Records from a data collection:
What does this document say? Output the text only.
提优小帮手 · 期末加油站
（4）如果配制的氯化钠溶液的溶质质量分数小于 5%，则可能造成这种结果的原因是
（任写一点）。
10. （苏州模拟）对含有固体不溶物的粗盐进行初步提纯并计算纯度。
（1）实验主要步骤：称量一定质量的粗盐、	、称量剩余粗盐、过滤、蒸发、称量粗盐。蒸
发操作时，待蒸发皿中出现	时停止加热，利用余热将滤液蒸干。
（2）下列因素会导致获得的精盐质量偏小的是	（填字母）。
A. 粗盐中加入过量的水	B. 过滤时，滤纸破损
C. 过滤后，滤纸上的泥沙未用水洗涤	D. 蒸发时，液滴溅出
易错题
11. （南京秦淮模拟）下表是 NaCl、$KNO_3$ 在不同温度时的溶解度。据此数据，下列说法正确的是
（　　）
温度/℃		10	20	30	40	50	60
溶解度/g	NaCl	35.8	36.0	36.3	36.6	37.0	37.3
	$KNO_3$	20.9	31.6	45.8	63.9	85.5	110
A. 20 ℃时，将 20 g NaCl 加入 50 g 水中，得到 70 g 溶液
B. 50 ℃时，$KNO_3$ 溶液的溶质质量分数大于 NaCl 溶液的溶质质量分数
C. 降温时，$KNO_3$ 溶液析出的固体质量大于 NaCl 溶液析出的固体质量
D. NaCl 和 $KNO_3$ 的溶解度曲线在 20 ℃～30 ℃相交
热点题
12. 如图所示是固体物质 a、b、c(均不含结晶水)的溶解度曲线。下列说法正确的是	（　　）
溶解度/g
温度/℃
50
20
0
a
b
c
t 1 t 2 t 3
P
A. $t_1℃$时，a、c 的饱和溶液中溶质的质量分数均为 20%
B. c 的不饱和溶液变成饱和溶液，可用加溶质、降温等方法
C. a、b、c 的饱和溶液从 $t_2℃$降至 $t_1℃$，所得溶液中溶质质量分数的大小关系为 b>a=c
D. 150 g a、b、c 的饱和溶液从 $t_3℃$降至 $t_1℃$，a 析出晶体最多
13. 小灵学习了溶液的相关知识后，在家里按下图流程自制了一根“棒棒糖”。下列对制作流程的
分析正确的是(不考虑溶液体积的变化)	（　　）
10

**Exercise prompt:** Whenever "NaCl" turns up in a line, pick that line out.

**Solution for this exercise:**
11. （南京秦淮模拟）下表是 NaCl、$KNO_3$ 在不同温度时的溶解度。据此数据，下列说法正确的是
溶解度/g	NaCl	35.8	36.0	36.3	36.6	37.0	37.3
A. 20 ℃时，将 20 g NaCl 加入 50 g 水中，得到 70 g 溶液
B. 50 ℃时，$KNO_3$ 溶液的溶质质量分数大于 NaCl 溶液的溶质质量分数
C. 降温时，$KNO_3$ 溶液析出的固体质量大于 NaCl 溶液析出的固体质量
D. NaCl 和 $KNO_3$ 的溶解度曲线在 20 ℃～30 ℃相交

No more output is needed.